**Written exercise:** How many lines of the material below contain the string "this"? Answer with the number and nothing else.

-- begin Given information --

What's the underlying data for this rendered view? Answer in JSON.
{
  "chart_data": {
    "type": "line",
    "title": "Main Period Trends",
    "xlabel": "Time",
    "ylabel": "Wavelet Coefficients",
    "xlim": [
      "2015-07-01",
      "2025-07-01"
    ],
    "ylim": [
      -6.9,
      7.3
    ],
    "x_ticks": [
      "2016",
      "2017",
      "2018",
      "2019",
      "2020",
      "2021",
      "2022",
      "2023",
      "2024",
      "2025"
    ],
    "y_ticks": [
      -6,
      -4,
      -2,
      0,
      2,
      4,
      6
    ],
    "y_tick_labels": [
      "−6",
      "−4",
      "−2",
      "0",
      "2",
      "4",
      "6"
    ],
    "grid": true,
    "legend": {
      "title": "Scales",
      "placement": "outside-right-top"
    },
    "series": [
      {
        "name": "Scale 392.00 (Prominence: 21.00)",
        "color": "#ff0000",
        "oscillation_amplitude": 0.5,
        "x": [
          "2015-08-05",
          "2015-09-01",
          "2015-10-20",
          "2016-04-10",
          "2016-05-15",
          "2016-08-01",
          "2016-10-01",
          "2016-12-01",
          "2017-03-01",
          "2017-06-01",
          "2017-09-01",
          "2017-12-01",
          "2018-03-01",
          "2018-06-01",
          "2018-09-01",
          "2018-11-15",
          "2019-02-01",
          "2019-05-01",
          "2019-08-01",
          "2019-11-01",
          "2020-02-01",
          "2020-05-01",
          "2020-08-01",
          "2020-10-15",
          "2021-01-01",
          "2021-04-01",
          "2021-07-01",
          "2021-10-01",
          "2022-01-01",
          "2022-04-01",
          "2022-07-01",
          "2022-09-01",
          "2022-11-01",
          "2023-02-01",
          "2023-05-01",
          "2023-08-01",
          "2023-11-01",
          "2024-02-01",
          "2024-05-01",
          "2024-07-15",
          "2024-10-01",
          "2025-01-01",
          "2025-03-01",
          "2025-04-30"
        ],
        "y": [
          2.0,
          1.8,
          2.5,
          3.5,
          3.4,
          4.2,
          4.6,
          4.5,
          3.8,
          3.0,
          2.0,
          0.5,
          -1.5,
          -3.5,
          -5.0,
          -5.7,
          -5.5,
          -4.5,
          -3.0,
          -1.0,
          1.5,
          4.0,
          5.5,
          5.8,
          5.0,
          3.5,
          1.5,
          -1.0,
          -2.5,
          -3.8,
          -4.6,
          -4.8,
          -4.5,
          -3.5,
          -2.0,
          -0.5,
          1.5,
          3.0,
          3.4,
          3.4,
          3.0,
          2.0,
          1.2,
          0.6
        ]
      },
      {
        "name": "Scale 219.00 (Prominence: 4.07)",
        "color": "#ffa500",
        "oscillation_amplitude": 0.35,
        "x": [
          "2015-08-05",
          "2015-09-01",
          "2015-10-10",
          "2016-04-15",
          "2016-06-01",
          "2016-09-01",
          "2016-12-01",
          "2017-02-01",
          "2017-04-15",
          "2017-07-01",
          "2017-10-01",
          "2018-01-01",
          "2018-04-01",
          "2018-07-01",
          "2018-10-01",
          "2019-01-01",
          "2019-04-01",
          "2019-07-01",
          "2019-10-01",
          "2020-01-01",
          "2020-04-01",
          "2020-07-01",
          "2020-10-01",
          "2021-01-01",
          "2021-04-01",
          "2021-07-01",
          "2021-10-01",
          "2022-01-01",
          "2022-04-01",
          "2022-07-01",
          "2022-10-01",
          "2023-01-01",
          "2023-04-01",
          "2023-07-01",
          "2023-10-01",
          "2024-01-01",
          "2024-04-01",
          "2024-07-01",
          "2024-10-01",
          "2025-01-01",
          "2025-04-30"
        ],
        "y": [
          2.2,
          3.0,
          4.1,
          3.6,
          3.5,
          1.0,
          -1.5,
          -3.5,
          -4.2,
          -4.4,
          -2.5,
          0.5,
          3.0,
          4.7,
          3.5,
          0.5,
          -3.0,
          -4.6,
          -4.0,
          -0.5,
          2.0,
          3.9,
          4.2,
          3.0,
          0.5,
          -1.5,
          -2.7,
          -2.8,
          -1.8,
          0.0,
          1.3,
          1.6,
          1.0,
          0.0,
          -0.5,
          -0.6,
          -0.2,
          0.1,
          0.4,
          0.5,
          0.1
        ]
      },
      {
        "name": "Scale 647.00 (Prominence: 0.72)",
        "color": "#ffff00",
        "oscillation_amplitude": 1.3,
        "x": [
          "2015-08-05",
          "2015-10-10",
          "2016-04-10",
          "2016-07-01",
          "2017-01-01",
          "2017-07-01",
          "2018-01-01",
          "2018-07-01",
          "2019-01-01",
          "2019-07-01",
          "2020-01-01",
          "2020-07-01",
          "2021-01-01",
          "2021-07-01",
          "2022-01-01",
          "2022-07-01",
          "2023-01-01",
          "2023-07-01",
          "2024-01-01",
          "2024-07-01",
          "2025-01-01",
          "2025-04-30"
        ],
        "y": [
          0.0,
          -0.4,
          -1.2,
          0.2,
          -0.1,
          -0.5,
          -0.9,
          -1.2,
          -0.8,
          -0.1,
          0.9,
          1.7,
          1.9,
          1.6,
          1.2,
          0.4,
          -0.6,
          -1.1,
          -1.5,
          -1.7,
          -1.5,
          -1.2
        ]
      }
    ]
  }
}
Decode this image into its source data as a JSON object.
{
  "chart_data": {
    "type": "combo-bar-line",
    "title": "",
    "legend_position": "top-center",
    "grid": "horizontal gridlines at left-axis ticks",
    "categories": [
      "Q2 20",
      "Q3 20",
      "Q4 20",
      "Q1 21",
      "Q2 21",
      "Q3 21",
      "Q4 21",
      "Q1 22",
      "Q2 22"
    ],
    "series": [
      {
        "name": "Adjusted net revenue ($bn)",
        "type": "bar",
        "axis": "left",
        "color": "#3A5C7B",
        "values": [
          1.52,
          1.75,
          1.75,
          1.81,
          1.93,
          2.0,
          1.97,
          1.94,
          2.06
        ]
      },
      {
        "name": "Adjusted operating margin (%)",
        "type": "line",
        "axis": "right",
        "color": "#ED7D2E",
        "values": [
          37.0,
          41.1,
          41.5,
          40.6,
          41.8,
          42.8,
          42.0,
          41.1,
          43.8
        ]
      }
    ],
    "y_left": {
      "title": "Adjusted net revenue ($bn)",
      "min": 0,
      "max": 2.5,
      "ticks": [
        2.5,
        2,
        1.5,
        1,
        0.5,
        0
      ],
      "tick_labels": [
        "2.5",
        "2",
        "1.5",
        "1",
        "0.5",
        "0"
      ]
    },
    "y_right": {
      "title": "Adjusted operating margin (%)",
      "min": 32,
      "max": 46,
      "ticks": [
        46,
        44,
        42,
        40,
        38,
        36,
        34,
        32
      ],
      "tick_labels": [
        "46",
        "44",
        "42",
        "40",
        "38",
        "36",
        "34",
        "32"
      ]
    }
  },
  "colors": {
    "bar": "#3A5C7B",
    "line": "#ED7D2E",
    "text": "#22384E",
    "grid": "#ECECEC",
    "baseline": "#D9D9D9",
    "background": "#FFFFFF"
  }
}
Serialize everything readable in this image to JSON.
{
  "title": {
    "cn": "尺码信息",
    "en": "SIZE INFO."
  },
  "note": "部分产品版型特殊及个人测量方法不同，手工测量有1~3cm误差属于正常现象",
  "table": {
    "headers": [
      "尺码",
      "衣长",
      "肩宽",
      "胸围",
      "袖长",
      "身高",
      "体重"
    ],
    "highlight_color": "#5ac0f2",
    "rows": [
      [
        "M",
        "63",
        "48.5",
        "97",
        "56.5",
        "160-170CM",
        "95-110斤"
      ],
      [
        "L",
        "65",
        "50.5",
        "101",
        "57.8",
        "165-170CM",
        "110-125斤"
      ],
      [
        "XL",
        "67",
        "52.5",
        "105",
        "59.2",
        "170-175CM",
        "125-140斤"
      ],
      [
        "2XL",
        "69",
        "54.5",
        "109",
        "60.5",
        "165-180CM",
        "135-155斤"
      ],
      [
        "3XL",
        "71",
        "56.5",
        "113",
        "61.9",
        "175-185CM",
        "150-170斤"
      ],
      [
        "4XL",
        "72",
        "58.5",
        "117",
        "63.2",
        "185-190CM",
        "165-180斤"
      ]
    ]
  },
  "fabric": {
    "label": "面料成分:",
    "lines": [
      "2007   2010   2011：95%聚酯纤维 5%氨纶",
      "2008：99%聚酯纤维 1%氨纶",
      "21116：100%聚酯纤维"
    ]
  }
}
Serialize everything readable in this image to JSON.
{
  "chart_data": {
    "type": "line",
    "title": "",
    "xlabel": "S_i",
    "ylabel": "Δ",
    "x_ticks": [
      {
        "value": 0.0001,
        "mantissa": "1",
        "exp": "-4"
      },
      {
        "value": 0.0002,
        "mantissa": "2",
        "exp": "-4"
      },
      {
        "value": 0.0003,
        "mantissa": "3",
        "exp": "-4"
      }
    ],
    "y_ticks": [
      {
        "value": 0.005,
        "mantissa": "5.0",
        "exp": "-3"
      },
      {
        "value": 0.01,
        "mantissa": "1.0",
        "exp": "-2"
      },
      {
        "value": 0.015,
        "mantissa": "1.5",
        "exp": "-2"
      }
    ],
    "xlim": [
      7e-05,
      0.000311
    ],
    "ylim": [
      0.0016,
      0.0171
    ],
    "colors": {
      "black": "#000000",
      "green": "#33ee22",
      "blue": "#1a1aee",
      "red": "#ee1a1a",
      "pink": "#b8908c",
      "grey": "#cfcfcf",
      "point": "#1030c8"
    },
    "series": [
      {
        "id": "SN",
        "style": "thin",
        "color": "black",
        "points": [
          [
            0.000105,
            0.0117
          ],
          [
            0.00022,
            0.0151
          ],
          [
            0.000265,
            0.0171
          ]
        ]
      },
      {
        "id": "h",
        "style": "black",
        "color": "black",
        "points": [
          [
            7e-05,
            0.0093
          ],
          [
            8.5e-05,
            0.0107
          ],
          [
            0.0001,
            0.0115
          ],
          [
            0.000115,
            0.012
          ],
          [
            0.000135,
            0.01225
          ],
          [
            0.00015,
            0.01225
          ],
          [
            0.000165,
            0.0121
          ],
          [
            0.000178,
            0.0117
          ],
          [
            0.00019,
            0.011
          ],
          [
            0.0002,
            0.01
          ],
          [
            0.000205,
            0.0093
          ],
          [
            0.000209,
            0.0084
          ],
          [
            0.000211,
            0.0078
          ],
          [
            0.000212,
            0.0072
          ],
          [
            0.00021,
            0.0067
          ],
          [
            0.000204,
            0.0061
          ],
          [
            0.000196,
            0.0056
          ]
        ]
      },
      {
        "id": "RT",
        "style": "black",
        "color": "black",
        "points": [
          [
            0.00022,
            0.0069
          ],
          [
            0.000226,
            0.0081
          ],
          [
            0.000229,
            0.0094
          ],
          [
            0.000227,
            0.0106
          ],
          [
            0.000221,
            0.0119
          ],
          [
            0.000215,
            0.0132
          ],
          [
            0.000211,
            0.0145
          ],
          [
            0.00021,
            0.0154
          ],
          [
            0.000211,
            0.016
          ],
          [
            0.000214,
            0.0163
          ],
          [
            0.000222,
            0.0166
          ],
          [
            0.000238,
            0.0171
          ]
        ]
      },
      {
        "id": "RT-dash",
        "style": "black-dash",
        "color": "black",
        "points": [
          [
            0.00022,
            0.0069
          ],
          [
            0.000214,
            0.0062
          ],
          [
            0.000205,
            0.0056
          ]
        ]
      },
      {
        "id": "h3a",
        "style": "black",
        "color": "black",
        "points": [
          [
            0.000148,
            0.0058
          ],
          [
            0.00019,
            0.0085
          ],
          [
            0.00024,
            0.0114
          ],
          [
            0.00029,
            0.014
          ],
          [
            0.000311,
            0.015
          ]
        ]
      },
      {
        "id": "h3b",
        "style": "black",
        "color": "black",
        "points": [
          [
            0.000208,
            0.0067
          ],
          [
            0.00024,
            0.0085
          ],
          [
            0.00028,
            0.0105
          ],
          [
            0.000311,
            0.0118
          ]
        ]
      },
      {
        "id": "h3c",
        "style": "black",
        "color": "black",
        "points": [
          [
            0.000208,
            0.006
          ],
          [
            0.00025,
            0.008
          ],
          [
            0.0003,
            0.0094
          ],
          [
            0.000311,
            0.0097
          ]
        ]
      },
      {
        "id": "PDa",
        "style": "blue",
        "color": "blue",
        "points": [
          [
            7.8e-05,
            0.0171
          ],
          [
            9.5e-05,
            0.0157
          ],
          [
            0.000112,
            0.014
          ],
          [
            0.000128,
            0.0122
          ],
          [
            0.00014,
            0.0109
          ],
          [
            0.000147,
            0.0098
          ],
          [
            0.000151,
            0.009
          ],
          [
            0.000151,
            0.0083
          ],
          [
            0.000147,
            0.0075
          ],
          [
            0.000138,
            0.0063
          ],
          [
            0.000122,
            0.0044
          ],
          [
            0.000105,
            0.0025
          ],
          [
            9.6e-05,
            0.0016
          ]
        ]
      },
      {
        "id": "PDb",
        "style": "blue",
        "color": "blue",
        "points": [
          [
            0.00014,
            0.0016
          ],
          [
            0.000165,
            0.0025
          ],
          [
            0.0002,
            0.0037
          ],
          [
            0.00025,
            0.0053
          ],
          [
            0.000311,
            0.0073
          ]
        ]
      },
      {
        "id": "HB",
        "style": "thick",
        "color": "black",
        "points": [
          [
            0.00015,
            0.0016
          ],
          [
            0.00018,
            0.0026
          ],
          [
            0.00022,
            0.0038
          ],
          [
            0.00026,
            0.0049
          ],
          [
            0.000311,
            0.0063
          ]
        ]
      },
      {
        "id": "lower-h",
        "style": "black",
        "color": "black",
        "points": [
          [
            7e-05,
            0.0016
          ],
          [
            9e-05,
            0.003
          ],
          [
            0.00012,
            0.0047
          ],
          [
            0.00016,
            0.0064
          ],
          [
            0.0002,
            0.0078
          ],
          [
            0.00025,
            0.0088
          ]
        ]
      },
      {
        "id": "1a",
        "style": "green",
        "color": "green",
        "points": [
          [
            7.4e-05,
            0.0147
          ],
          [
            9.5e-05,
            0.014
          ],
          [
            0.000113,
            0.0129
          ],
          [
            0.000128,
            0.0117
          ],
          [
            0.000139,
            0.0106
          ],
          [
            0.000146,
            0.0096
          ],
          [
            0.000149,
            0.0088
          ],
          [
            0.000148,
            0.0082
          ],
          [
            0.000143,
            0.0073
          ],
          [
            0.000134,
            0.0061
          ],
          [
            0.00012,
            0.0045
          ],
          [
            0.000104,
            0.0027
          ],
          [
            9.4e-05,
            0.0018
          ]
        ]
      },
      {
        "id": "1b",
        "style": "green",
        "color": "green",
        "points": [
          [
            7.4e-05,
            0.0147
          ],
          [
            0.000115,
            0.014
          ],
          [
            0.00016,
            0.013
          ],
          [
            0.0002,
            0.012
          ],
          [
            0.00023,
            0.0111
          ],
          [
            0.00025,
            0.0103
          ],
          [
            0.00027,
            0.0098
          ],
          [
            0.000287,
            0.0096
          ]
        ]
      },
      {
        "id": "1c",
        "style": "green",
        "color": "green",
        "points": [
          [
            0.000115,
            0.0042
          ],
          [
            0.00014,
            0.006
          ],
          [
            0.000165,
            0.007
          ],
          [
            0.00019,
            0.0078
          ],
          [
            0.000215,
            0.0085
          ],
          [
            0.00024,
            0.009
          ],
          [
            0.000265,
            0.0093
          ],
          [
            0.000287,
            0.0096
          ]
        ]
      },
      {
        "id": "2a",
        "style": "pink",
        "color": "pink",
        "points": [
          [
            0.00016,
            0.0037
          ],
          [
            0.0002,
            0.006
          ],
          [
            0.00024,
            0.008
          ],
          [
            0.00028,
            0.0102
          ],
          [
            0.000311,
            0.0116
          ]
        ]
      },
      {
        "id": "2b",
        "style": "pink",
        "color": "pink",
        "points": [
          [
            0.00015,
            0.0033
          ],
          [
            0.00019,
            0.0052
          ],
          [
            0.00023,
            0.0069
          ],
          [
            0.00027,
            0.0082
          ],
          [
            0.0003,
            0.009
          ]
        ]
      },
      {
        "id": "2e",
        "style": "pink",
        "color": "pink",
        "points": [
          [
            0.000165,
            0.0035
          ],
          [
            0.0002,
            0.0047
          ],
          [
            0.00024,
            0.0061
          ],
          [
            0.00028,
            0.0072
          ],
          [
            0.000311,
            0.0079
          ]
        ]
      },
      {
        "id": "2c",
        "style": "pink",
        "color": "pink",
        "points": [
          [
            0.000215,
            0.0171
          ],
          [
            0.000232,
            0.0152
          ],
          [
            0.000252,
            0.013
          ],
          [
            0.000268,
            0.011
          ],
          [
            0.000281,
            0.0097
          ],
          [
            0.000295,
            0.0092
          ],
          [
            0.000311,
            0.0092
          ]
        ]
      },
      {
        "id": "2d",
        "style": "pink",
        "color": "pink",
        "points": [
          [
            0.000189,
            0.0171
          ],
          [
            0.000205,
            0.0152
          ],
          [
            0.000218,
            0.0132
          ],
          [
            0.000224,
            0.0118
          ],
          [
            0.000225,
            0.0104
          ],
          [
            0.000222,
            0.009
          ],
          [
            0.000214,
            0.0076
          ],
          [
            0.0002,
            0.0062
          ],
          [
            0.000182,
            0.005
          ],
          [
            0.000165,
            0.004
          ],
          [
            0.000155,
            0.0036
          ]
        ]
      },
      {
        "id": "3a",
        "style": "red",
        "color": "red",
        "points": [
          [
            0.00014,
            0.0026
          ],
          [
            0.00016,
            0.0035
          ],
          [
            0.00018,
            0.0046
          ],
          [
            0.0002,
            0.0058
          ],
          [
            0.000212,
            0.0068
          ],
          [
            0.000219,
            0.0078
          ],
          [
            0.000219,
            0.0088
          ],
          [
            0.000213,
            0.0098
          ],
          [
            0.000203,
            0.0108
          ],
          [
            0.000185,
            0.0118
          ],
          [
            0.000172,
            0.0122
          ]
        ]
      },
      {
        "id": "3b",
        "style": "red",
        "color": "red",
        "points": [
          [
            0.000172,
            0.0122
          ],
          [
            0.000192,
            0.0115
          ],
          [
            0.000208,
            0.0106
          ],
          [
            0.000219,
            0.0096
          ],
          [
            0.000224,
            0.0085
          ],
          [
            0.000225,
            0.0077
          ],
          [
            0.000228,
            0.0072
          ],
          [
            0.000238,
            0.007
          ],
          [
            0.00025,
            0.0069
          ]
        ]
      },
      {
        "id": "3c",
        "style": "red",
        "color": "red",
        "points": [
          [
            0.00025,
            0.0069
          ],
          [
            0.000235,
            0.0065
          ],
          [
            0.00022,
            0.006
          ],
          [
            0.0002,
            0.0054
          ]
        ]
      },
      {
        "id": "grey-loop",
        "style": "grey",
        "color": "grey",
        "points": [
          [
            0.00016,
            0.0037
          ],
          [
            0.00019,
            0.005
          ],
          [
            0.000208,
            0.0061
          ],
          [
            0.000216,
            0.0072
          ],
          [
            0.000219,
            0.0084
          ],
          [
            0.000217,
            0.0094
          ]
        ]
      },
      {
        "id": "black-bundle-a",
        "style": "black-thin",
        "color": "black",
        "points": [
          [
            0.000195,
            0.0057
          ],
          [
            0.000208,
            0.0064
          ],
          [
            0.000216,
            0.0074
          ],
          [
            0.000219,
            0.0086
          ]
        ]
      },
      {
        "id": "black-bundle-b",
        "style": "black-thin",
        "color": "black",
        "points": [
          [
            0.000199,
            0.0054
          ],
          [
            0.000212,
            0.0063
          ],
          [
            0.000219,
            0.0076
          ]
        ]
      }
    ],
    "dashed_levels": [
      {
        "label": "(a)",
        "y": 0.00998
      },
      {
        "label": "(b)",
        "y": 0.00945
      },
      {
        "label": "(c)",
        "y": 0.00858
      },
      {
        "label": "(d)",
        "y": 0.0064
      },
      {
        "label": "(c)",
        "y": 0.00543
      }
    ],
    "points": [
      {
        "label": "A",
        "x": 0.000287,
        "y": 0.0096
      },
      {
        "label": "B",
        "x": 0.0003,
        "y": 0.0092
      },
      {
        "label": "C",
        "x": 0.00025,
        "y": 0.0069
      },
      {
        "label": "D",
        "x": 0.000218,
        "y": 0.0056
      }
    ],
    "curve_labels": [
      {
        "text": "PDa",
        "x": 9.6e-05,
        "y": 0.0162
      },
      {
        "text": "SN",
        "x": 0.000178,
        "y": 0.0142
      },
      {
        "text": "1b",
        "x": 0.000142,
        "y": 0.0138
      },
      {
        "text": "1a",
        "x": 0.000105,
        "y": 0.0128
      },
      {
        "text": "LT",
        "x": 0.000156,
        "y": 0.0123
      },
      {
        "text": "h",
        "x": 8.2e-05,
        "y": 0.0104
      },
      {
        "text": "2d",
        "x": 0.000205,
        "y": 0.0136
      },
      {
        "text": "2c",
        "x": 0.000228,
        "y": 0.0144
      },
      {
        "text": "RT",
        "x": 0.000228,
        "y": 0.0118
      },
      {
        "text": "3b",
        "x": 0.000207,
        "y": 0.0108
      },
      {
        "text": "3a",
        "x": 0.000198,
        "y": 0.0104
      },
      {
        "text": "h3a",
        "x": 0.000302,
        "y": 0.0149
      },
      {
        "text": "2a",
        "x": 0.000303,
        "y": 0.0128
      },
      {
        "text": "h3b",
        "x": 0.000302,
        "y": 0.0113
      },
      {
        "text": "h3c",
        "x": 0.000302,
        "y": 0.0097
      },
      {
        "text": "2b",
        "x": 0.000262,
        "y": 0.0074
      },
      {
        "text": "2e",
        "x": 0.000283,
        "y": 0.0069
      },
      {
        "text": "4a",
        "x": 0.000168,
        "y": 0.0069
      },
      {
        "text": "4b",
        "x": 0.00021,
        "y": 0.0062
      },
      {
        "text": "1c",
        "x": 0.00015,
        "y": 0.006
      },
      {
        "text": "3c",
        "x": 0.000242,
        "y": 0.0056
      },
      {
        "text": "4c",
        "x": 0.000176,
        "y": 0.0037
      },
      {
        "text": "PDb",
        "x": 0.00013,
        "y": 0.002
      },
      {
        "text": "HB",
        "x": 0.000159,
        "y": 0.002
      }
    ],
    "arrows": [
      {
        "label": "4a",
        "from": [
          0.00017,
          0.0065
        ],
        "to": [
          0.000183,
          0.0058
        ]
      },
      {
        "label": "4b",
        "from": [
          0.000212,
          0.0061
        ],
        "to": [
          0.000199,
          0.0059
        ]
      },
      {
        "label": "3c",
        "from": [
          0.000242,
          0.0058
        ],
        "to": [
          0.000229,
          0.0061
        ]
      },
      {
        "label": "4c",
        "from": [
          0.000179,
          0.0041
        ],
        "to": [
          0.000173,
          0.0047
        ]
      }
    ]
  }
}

-- end Given information --

**Task response:** 4